[DATASET RECORDS]
※

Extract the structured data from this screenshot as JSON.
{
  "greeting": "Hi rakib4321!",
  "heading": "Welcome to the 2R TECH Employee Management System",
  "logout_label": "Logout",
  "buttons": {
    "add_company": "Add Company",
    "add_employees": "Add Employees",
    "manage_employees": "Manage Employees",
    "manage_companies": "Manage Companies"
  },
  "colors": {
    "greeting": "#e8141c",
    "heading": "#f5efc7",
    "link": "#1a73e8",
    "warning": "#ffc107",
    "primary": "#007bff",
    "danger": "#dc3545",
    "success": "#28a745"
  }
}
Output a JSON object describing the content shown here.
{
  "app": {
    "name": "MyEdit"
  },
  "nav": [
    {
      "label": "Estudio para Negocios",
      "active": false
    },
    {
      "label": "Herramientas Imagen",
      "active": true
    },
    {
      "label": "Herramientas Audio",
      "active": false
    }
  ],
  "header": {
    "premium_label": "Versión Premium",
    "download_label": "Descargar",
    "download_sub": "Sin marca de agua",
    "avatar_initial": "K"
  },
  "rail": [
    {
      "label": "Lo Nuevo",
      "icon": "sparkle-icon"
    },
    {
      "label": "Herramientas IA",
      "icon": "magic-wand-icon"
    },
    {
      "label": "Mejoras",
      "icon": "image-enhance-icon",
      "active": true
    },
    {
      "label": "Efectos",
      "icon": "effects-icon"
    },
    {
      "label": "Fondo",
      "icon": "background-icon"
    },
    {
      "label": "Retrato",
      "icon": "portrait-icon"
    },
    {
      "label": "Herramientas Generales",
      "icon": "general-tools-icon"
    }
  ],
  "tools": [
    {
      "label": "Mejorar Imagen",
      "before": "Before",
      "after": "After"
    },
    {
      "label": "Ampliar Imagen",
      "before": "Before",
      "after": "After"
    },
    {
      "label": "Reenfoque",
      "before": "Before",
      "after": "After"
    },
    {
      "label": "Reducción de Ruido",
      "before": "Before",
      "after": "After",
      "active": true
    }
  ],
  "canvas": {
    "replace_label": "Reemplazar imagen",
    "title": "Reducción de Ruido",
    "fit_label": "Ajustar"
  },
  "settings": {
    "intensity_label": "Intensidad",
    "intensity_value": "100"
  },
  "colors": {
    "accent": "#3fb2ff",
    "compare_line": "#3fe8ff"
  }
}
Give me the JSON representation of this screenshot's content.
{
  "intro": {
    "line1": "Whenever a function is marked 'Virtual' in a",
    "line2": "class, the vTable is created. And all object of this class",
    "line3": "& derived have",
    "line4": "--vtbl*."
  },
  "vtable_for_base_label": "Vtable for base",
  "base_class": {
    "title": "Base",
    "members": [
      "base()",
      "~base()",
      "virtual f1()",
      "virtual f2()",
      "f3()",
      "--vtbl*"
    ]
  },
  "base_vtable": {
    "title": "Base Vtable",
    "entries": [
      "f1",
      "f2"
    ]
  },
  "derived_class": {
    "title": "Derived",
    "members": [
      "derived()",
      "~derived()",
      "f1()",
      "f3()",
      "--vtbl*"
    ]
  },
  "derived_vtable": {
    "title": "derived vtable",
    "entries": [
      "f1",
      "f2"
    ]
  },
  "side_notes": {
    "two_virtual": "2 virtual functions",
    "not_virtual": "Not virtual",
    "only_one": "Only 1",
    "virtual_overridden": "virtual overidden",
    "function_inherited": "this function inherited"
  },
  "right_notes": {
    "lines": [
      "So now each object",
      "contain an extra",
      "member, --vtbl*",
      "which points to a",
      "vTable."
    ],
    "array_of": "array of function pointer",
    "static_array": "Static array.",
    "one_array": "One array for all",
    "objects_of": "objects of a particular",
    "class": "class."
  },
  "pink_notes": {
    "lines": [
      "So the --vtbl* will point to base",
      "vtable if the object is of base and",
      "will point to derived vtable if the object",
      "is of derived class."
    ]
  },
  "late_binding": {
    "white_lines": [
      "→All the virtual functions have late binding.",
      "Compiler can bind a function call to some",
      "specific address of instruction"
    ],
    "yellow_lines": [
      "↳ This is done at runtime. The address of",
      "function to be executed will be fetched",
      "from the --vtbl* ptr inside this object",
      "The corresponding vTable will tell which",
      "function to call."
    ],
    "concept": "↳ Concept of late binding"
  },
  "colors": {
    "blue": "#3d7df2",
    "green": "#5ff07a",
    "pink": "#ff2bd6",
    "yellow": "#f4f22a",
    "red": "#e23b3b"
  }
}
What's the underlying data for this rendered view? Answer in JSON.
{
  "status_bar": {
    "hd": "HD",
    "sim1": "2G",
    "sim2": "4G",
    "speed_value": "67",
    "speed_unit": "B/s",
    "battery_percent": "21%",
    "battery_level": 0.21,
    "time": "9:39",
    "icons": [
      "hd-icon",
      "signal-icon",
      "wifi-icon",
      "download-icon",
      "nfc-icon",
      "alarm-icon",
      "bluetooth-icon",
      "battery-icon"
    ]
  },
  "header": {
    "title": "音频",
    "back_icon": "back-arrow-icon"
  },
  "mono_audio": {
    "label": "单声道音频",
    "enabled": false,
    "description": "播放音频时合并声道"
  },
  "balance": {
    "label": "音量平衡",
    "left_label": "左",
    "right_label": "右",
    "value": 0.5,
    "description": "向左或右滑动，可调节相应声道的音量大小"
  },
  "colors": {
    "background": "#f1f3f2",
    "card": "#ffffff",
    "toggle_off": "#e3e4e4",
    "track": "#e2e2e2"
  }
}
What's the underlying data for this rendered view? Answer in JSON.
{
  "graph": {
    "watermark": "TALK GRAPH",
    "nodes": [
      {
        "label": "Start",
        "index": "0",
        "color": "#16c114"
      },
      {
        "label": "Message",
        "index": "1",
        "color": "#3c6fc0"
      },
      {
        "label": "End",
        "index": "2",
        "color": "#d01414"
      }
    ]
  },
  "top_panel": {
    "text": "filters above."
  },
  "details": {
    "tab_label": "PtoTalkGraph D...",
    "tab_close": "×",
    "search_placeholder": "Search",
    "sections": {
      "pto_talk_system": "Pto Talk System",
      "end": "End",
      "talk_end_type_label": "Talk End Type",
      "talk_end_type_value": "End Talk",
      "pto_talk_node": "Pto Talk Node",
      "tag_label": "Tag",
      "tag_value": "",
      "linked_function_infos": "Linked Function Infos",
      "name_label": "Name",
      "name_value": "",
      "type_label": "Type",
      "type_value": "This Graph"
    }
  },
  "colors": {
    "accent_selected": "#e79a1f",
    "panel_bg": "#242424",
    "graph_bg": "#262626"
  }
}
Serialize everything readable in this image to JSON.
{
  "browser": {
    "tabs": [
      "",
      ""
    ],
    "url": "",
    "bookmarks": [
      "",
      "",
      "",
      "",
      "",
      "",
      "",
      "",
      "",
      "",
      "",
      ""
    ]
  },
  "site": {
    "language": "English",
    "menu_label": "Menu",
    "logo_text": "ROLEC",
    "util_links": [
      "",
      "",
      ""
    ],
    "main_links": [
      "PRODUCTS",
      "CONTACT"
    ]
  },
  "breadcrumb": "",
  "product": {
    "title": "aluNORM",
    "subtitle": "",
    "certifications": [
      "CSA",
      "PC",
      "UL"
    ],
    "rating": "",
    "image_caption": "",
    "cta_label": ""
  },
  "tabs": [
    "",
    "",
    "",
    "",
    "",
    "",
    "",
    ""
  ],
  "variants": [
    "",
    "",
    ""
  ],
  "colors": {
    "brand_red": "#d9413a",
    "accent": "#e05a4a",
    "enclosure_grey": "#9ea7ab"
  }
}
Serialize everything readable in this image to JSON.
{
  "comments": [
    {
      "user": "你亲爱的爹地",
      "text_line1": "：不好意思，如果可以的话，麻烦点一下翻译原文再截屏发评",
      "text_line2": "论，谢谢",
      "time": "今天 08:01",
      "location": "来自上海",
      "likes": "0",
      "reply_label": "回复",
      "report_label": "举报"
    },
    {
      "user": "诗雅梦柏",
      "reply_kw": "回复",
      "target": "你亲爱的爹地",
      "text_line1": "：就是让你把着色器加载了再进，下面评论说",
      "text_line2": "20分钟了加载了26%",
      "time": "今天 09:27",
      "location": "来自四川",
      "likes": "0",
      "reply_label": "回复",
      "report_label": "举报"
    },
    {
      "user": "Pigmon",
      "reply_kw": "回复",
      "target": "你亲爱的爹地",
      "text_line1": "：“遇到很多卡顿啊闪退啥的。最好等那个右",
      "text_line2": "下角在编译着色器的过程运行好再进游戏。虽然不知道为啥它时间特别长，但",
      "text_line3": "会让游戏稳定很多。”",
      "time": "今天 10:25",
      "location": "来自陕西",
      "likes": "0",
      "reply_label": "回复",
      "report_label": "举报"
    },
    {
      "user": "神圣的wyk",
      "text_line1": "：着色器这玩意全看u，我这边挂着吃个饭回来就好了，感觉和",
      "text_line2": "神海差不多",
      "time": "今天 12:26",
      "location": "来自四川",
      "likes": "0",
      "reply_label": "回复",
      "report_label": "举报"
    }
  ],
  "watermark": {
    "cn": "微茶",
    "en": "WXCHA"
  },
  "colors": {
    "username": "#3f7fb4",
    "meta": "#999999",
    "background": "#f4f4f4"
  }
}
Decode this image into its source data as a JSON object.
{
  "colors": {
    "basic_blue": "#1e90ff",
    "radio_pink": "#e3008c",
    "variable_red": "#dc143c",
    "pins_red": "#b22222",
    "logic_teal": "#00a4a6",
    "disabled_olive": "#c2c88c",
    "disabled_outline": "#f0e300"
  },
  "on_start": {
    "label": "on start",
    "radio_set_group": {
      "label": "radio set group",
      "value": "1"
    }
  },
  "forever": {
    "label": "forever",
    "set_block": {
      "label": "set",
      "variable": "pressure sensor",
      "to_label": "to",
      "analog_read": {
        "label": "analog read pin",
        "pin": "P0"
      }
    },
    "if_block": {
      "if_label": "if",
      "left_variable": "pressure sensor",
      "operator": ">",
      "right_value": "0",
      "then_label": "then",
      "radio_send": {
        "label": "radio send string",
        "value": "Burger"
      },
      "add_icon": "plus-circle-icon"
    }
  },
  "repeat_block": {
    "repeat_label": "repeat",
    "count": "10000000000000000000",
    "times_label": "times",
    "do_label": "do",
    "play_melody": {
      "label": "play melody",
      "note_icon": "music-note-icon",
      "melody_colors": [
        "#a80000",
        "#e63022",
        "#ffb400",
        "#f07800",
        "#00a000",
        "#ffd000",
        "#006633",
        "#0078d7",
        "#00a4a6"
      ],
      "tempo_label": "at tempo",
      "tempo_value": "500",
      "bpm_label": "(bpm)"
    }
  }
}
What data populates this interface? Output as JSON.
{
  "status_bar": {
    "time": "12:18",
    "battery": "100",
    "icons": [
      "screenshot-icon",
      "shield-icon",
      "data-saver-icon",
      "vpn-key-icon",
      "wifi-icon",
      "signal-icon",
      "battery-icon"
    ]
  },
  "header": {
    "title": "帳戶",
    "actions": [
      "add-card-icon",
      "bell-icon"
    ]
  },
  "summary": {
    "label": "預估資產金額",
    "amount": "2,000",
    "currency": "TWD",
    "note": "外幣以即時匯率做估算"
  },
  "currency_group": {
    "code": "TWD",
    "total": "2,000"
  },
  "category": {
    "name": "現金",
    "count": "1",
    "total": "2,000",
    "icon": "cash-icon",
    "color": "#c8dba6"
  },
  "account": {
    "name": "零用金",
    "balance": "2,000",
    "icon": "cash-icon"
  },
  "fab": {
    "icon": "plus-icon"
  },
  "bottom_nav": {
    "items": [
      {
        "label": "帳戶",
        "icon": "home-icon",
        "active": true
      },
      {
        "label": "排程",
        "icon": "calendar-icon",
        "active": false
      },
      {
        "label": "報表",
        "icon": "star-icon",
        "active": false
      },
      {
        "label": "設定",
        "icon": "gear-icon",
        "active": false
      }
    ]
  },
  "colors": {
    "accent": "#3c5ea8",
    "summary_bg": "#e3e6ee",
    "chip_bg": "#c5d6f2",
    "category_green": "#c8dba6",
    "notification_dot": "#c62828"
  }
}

※

Return the number of lines that include the word "call", and nothing else.

[TASK OUTPUT]
2